» What you have to do: Extract the lines that hold the string "toch".

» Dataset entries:
=-=-=-=-=
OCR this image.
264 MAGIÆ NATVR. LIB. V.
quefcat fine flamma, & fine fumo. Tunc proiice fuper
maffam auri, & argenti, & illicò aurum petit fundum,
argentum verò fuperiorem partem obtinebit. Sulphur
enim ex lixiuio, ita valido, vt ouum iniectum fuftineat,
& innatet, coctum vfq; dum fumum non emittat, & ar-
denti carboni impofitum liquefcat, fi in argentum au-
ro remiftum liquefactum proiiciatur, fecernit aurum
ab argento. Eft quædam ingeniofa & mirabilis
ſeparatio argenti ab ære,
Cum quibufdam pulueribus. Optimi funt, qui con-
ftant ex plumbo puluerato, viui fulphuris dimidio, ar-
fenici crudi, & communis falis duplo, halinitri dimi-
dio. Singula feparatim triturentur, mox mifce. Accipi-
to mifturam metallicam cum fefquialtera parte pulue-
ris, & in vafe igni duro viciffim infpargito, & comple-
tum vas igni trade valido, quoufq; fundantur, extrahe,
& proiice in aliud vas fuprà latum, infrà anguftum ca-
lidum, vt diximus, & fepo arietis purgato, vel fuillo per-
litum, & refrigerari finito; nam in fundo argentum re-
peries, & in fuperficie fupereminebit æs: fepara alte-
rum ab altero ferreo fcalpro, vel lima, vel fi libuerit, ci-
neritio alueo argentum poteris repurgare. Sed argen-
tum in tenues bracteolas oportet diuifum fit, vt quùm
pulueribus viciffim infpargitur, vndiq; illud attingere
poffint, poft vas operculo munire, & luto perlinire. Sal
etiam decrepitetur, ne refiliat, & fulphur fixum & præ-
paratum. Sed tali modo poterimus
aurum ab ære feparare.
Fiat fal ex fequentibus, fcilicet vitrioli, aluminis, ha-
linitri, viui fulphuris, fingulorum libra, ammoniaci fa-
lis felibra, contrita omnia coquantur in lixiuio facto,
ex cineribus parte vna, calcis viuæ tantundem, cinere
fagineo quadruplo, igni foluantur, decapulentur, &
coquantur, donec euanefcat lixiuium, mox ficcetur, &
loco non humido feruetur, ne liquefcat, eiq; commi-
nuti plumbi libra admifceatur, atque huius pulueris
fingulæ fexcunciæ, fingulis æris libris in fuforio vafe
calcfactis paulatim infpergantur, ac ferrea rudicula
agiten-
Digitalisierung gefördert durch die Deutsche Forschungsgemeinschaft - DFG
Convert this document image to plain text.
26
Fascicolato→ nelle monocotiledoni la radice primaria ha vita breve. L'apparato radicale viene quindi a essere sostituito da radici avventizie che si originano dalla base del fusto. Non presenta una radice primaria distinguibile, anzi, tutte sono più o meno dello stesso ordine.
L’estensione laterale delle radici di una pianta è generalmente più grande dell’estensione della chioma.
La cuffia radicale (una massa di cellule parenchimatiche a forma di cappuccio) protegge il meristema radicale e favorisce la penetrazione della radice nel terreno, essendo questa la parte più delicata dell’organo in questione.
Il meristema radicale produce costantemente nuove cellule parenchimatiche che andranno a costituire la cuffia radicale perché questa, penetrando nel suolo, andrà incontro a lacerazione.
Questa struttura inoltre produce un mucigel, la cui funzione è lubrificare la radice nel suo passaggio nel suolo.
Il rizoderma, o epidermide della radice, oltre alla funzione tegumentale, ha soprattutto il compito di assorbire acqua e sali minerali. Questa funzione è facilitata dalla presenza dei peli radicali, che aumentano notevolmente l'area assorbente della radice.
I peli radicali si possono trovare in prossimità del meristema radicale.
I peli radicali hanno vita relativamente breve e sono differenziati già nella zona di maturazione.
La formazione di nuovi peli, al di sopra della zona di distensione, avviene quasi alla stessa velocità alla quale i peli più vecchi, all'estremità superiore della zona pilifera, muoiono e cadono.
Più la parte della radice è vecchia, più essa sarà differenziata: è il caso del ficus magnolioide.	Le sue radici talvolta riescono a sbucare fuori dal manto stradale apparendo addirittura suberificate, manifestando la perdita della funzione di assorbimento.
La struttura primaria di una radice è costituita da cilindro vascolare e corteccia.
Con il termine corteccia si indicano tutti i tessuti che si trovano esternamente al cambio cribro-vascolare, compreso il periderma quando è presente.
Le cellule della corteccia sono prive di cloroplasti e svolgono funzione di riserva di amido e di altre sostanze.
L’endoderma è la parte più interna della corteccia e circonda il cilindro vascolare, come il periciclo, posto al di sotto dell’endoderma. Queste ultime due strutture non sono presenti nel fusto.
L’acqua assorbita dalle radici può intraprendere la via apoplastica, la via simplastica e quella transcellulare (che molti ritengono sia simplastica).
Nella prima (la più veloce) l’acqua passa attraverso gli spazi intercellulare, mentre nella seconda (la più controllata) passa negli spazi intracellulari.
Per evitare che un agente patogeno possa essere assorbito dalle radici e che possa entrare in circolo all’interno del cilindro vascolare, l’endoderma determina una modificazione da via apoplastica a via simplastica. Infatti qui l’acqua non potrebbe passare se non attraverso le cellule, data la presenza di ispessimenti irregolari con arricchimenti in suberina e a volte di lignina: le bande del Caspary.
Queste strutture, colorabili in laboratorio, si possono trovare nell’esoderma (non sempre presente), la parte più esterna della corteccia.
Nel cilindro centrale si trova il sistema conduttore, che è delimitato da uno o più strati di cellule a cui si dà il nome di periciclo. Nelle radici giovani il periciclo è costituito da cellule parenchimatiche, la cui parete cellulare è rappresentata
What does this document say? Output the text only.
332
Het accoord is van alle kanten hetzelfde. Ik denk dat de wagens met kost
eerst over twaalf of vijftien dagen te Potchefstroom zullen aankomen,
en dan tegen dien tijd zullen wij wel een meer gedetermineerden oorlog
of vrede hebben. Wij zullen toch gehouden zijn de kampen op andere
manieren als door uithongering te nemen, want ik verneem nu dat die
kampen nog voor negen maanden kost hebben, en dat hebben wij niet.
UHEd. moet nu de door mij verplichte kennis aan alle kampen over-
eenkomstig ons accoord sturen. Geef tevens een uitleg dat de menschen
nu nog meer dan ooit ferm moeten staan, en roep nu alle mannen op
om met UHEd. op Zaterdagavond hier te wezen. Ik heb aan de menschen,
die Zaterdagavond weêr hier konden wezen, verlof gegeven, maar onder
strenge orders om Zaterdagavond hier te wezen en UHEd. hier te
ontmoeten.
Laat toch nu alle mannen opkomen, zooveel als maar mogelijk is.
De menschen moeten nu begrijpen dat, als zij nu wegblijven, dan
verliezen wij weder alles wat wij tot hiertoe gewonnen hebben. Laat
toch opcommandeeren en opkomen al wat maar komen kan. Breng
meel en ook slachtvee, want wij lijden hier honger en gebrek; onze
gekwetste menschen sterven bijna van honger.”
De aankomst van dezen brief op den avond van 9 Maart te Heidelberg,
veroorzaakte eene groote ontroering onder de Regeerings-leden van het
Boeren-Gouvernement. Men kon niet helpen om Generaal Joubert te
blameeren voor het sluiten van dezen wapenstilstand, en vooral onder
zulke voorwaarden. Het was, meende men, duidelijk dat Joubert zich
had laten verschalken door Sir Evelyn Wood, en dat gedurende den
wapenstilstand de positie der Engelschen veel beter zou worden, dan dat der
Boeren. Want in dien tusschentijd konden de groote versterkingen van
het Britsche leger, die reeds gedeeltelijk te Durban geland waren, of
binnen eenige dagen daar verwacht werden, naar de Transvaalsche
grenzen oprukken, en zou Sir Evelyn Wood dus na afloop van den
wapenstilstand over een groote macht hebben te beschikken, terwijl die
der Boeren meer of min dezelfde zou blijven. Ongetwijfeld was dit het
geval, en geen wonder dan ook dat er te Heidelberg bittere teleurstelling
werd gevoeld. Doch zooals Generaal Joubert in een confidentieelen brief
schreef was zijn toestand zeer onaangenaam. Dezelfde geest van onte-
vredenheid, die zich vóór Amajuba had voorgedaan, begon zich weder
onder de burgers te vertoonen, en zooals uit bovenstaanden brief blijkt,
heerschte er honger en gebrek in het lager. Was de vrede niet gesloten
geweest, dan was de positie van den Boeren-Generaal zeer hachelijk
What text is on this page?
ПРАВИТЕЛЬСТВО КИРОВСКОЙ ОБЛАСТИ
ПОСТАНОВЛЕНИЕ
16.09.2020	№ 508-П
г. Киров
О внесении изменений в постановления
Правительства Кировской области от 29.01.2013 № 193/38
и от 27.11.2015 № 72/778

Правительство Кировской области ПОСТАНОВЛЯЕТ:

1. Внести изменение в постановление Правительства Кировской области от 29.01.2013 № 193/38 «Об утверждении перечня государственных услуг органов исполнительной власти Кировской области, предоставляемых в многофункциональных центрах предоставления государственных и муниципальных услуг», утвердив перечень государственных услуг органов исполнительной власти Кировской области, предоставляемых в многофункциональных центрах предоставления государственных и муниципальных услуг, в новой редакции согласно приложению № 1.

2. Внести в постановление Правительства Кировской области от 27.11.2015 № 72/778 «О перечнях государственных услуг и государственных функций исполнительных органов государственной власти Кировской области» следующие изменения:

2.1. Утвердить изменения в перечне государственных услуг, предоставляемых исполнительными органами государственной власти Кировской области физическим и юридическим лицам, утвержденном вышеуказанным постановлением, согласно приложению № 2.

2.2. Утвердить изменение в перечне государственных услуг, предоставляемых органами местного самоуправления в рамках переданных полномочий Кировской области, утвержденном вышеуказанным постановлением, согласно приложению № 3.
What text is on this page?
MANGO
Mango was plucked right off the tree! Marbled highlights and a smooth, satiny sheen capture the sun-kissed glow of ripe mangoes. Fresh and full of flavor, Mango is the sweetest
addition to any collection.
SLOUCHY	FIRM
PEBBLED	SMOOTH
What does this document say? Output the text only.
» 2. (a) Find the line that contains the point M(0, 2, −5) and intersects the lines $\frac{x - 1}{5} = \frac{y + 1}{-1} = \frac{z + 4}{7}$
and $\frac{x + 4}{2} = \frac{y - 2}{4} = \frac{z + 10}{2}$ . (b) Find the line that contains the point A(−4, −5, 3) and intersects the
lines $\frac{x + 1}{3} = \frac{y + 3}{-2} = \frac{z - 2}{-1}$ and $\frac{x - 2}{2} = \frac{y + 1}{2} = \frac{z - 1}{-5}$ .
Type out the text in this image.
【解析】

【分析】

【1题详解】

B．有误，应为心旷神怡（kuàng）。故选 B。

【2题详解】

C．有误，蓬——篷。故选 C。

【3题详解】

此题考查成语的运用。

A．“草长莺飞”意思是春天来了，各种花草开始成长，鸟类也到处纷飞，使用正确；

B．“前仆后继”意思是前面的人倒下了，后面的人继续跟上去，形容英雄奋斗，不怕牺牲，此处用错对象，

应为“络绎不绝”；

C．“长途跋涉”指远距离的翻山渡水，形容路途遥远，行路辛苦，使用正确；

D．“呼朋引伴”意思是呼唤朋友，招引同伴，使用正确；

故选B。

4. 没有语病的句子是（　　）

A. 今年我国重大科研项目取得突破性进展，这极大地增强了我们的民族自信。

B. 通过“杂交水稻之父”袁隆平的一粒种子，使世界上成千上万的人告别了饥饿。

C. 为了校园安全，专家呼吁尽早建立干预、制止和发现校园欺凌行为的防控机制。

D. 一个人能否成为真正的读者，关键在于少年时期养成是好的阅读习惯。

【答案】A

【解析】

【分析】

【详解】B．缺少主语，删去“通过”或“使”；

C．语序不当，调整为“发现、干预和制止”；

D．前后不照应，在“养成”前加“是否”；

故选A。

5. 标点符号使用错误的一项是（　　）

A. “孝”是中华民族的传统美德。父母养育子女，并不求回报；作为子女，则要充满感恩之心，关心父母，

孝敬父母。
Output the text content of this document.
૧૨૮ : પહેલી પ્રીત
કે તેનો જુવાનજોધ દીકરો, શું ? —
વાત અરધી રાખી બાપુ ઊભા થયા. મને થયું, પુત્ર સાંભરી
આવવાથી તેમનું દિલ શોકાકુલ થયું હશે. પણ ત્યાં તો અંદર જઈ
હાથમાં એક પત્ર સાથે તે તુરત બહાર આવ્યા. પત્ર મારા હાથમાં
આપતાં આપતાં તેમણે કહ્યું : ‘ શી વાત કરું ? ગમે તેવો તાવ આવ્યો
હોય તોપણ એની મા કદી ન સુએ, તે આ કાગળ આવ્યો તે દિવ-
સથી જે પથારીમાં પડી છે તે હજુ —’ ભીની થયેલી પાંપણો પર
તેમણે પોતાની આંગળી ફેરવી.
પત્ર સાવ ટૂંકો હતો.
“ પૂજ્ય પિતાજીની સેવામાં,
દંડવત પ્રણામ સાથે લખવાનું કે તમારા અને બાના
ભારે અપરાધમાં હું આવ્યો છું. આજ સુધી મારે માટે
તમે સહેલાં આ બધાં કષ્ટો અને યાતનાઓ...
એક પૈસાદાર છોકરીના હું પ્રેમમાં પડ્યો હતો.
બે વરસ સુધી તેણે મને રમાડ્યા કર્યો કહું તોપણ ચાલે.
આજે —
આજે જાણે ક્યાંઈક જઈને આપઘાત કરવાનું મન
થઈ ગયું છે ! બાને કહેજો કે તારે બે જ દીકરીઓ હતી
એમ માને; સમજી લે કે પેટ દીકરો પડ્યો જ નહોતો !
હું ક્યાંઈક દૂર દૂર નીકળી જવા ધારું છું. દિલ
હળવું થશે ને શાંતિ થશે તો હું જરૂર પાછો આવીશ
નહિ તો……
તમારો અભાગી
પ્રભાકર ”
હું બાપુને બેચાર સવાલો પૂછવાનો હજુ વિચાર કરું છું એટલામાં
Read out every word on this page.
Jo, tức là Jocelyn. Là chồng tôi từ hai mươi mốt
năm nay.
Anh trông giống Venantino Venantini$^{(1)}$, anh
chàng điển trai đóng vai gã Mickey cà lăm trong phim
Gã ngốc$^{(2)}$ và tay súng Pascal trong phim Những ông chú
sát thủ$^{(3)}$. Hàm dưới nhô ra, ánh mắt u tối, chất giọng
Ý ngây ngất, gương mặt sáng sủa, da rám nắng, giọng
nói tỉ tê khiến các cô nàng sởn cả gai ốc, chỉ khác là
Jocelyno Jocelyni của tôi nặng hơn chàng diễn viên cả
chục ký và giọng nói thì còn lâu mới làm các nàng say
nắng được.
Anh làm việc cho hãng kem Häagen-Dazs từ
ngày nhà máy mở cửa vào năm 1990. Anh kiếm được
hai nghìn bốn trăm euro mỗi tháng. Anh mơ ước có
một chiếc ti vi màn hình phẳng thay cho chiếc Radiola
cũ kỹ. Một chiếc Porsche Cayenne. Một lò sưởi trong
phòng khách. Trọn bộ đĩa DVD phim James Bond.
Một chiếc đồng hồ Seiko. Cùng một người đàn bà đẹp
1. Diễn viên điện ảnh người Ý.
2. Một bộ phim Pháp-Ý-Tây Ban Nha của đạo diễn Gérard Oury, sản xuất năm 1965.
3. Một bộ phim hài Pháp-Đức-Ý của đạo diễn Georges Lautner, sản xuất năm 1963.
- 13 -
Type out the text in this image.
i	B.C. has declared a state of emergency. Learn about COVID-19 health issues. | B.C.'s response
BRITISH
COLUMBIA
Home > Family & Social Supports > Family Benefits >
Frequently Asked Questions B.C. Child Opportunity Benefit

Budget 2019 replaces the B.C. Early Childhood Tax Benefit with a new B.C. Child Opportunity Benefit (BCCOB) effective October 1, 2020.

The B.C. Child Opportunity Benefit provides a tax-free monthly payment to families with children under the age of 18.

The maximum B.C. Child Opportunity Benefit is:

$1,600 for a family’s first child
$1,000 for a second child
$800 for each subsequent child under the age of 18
=-=-=-=-=
» Response to the exercise:
of vrede hebben. Wij zullen toch gehouden zijn de kampen op andere
Laat toch nu alle mannen opkomen, zooveel als maar mogelijk is.
toch opcommandeeren en opkomen al wat maar komen kan. Breng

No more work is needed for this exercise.